■ **Short exercise**:
Tally the lines that hold the string "plot", and reply with the count alone.

··· Records for processing

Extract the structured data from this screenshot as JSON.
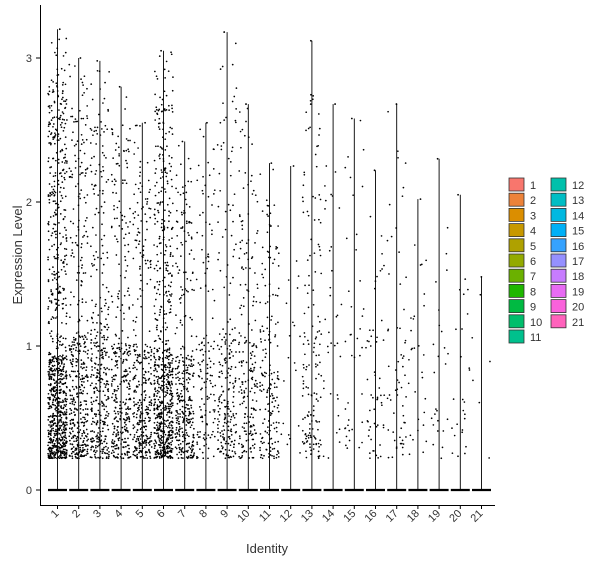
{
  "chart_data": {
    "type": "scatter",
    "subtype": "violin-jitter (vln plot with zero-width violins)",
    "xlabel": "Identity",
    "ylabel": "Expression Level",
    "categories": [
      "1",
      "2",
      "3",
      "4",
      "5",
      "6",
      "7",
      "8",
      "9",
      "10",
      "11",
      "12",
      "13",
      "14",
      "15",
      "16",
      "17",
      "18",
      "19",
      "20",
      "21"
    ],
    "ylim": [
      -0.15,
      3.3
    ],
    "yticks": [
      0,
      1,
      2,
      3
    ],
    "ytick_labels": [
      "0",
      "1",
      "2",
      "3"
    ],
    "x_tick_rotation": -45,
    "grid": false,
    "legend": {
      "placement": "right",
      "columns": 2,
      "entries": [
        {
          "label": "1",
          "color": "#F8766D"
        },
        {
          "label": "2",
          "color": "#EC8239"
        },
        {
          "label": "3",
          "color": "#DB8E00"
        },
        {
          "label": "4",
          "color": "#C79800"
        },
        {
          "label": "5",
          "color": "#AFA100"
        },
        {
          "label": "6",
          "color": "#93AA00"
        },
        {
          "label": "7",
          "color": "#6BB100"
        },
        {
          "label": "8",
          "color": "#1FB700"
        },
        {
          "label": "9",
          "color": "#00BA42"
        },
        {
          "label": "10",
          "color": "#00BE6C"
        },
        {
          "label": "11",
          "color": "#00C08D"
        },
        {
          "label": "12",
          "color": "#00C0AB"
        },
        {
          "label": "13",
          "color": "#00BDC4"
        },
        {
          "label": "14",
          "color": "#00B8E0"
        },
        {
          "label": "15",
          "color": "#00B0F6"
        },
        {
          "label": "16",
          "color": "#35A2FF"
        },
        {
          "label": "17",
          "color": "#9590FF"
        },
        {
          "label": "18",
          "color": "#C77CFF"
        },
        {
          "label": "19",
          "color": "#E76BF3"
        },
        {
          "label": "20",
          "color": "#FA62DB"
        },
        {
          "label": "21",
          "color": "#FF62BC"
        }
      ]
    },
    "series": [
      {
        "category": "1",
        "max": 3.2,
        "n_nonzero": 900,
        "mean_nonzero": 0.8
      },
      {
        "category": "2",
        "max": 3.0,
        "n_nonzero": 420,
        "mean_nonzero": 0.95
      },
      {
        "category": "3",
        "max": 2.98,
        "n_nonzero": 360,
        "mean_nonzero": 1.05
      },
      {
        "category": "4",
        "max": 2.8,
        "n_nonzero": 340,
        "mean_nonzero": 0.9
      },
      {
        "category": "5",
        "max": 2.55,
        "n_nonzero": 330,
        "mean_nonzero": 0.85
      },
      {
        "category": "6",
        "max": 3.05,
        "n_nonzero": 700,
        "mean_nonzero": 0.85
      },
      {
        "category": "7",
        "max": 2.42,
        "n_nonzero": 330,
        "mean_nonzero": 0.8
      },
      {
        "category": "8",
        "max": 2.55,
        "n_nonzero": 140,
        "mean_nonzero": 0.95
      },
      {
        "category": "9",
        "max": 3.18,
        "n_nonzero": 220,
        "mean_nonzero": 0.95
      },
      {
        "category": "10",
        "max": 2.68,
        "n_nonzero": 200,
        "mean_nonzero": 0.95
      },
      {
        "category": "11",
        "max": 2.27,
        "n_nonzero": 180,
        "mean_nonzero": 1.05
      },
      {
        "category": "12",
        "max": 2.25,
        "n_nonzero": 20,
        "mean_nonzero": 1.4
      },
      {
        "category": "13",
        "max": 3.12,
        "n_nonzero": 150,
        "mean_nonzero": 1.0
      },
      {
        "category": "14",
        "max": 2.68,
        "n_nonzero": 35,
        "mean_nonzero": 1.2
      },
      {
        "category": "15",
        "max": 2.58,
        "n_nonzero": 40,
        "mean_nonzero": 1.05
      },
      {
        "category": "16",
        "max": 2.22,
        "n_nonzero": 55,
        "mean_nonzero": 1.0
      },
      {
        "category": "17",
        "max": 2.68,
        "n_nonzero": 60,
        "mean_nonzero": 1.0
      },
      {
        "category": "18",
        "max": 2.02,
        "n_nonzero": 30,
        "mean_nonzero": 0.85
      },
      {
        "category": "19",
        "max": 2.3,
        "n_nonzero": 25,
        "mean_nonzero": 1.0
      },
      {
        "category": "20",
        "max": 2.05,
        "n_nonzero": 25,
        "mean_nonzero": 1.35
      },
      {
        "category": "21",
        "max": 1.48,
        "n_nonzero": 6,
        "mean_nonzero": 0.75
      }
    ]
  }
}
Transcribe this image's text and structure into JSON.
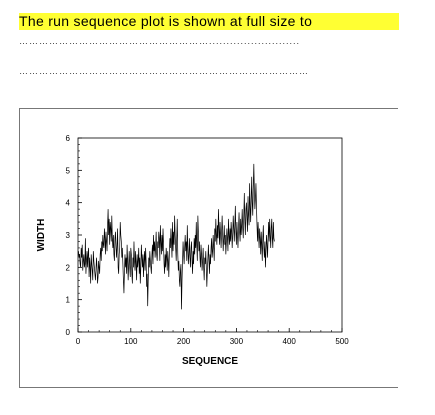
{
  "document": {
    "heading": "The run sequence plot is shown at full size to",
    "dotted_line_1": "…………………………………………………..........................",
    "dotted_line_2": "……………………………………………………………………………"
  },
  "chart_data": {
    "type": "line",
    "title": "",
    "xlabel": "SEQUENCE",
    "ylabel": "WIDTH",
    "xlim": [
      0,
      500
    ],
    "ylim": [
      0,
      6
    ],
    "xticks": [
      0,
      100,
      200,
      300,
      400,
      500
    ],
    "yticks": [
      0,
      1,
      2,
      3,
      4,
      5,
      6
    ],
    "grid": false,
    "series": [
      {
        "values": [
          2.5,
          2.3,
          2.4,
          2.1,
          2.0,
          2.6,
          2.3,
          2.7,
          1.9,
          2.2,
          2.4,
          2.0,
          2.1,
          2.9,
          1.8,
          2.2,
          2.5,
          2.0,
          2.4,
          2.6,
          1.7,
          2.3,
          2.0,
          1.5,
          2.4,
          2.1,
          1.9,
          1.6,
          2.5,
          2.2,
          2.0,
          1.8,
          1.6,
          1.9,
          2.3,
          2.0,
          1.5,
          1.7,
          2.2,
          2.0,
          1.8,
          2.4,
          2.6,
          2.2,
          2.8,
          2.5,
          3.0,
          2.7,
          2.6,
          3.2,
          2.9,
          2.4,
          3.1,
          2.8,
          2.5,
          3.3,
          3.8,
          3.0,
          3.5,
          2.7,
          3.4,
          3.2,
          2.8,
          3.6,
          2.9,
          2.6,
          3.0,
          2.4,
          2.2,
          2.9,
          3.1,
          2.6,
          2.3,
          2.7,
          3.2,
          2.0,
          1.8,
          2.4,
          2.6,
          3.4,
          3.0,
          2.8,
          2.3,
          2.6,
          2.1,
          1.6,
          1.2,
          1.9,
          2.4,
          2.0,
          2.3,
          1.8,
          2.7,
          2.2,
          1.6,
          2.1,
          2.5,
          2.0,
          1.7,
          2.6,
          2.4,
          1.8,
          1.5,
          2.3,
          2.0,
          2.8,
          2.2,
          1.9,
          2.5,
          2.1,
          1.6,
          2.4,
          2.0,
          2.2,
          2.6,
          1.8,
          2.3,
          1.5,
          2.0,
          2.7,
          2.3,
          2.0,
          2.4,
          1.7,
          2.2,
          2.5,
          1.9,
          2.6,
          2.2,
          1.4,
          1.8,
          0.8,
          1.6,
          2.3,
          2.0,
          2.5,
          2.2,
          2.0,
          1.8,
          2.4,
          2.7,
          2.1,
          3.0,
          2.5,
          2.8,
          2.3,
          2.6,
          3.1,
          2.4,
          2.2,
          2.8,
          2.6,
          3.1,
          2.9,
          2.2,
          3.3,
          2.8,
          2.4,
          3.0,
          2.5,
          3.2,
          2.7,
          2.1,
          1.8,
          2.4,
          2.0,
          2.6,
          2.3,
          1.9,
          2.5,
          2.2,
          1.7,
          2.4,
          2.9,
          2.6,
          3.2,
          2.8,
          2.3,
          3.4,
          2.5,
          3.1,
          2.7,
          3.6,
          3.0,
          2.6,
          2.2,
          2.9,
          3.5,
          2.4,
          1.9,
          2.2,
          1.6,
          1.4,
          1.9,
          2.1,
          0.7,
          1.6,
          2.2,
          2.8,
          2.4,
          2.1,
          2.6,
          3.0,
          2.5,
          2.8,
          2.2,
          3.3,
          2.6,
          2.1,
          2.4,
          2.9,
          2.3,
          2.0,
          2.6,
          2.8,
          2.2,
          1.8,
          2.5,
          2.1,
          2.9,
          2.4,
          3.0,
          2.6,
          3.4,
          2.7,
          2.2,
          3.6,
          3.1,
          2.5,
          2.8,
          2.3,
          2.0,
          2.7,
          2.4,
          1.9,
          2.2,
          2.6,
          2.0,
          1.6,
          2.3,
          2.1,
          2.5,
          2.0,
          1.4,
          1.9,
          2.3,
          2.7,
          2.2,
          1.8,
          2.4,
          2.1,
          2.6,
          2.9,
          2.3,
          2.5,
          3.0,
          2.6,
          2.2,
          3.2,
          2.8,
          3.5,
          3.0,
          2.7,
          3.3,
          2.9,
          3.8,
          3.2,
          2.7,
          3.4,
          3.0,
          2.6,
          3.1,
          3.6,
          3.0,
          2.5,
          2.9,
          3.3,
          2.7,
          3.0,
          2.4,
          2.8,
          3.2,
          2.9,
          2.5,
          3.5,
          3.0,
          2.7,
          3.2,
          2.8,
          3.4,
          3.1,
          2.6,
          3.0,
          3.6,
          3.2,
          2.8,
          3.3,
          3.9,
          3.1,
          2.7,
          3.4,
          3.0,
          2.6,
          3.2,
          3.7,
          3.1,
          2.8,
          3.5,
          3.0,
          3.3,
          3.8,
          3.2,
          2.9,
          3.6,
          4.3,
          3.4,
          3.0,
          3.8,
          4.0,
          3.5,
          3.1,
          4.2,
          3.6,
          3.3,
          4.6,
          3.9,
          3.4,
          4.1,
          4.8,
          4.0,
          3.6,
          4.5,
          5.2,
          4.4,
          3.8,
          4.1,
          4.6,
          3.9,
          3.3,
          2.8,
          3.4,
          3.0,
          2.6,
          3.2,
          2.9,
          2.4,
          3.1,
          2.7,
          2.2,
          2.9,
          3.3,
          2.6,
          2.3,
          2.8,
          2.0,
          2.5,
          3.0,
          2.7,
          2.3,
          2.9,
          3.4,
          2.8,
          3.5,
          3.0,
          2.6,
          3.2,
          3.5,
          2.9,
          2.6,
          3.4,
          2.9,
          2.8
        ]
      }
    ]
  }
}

······
··· Records for processing

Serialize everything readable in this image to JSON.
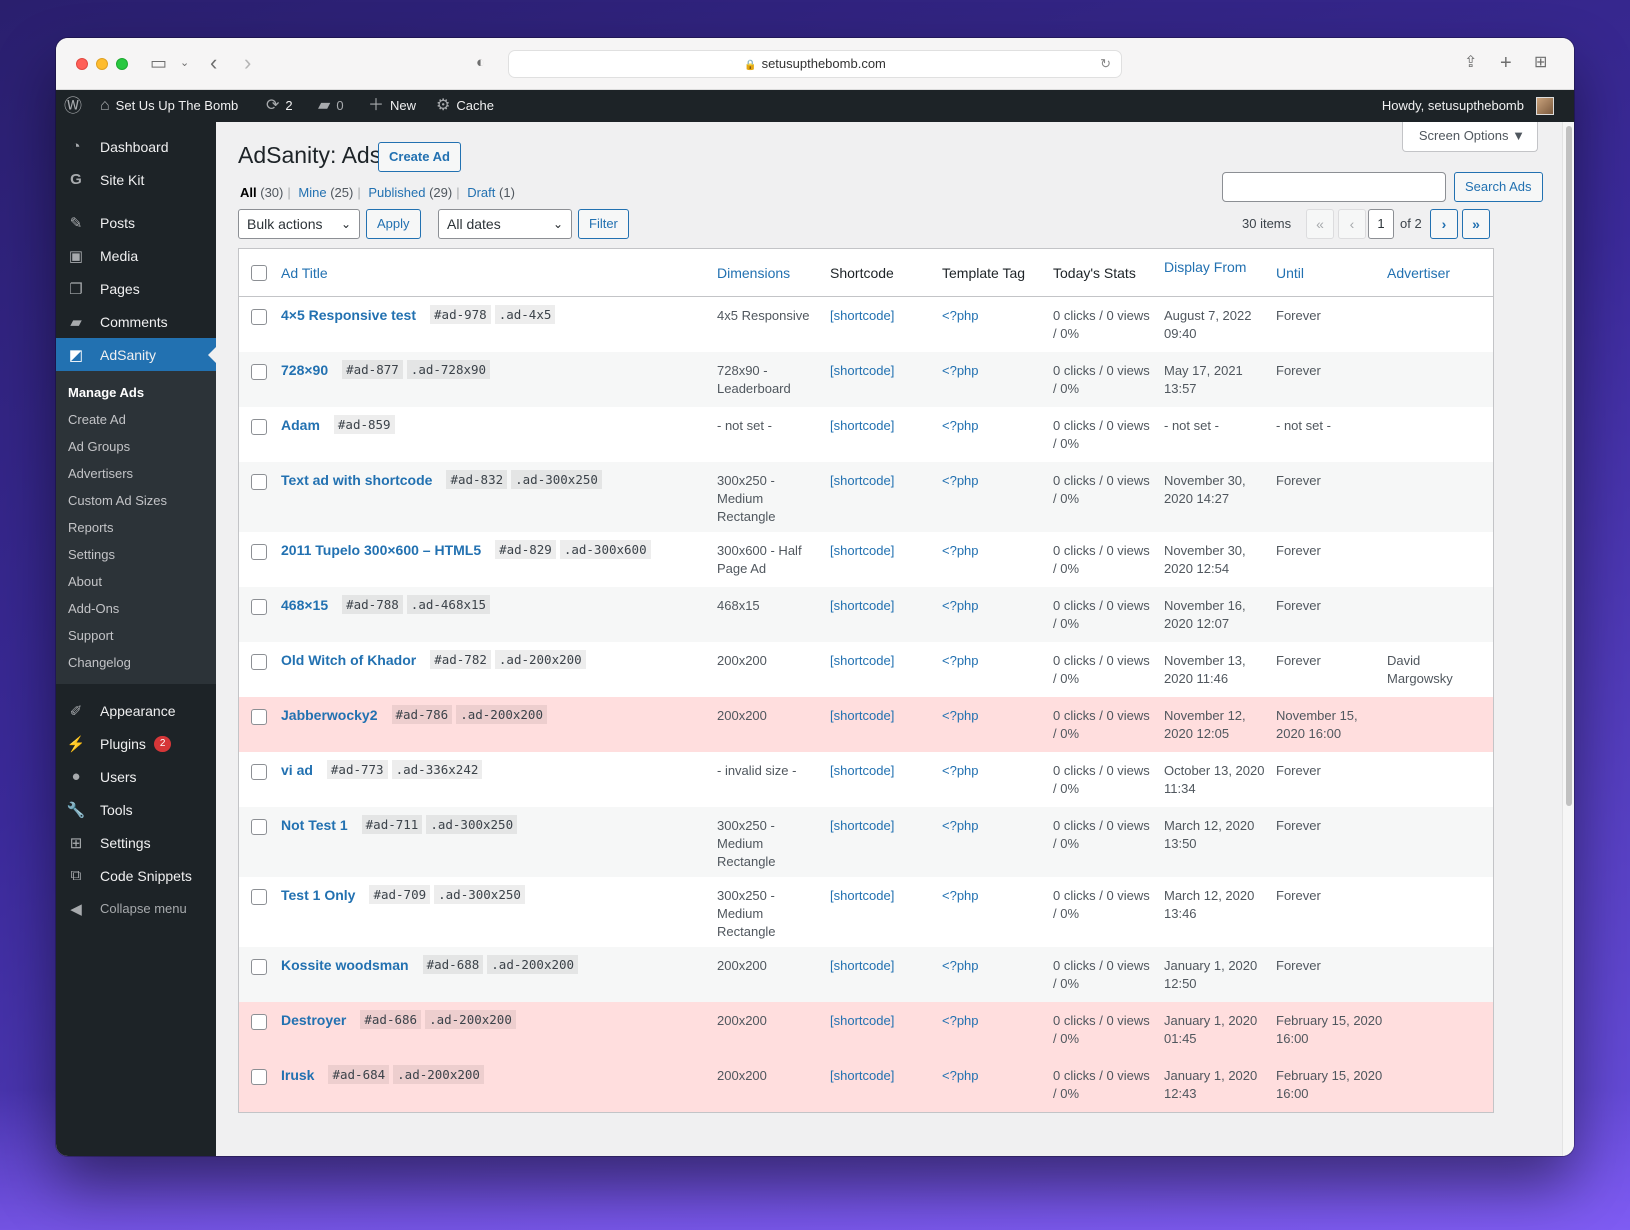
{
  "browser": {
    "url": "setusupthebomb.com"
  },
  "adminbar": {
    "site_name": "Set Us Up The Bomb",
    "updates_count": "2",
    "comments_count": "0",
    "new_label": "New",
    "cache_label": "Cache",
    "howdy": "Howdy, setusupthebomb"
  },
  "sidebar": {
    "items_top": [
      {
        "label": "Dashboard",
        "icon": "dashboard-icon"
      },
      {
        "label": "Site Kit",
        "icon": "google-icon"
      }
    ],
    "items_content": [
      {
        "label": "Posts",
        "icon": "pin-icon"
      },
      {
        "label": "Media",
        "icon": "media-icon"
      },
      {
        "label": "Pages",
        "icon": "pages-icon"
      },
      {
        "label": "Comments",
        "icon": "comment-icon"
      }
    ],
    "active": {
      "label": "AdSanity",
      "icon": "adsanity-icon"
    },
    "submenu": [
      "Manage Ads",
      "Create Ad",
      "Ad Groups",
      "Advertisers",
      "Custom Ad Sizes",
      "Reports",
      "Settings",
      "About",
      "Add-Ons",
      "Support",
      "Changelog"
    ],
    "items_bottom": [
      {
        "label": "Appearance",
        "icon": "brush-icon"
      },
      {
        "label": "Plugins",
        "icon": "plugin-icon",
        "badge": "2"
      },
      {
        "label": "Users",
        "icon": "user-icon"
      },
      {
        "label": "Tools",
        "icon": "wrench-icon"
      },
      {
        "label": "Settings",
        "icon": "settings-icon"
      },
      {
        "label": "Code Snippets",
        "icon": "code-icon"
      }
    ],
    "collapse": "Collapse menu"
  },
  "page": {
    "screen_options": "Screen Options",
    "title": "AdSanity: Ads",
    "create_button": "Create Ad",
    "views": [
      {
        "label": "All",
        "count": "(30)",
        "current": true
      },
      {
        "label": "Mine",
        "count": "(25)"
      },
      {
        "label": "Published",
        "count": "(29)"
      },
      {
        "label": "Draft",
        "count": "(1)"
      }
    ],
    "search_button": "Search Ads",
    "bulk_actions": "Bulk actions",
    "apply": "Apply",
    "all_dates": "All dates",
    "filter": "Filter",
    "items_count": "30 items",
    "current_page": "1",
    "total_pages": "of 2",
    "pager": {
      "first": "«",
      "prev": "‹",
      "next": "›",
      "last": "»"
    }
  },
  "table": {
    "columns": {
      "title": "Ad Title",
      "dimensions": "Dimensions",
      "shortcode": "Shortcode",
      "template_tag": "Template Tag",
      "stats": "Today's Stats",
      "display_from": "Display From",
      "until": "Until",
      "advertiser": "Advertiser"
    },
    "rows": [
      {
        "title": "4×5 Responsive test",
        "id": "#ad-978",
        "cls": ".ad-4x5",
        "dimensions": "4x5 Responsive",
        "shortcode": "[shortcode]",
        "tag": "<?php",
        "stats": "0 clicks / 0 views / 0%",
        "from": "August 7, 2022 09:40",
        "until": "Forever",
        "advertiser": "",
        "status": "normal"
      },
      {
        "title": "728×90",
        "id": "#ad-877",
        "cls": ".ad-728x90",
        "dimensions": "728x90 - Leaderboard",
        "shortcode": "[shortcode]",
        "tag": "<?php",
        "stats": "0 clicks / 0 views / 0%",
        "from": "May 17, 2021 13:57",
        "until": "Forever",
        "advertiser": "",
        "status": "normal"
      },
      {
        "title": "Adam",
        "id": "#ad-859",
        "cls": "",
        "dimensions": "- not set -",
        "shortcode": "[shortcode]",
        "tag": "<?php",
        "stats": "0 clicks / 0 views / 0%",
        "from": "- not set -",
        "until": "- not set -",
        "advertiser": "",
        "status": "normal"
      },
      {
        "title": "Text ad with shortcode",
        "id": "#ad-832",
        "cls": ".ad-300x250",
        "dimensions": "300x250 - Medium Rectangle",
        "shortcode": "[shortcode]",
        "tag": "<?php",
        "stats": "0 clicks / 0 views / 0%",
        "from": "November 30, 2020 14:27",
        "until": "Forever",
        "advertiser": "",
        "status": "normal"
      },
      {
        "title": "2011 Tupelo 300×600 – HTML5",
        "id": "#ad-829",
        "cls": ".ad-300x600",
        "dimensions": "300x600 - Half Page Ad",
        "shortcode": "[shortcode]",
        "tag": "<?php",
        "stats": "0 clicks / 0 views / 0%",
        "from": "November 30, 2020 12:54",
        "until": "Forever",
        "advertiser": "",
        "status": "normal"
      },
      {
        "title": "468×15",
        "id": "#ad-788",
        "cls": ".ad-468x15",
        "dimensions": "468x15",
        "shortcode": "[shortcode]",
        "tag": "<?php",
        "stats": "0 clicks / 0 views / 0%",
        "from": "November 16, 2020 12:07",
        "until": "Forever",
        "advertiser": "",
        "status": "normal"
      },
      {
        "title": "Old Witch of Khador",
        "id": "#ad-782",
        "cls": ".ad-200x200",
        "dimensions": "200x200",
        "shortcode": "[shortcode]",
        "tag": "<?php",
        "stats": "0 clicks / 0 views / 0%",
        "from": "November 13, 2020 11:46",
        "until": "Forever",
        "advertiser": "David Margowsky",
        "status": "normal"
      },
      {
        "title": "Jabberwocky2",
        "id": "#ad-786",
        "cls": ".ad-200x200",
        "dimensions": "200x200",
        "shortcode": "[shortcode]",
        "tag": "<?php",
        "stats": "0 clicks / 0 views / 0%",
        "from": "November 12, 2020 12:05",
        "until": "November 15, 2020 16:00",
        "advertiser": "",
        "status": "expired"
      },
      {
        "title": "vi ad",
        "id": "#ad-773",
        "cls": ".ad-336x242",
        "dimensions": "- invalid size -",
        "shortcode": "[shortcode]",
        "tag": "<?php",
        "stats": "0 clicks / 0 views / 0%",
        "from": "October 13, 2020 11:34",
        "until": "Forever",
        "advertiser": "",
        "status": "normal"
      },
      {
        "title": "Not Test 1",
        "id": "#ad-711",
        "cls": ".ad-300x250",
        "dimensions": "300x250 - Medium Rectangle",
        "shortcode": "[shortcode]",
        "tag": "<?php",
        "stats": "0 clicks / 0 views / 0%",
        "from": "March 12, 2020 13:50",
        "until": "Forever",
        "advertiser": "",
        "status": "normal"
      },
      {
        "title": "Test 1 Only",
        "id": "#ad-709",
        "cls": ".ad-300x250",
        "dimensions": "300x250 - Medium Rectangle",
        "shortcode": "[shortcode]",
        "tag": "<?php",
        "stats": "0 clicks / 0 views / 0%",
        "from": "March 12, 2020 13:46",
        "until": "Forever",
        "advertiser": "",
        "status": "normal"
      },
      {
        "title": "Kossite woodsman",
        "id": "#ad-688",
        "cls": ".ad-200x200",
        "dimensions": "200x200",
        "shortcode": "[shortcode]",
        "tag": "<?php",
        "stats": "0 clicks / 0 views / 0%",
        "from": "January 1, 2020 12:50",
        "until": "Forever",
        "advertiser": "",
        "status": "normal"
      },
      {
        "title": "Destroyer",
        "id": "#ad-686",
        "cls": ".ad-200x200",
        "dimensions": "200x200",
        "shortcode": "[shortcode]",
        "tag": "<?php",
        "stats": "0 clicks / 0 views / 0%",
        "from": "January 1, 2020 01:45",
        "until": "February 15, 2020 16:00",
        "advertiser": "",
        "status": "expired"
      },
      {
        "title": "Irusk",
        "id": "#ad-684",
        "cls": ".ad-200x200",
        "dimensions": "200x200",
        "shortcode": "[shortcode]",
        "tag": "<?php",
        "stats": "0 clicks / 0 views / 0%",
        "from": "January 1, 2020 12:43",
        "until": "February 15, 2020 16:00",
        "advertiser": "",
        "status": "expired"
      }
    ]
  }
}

······
··· Records for processing

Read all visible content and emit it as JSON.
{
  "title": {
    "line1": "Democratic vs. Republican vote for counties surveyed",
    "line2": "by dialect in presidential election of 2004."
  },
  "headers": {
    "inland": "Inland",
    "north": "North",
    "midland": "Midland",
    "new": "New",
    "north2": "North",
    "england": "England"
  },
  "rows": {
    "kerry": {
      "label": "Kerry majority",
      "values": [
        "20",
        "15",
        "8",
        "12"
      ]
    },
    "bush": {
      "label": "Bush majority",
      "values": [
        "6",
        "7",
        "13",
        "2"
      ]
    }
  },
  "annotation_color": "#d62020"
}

······

■ **Exercise answer**:
2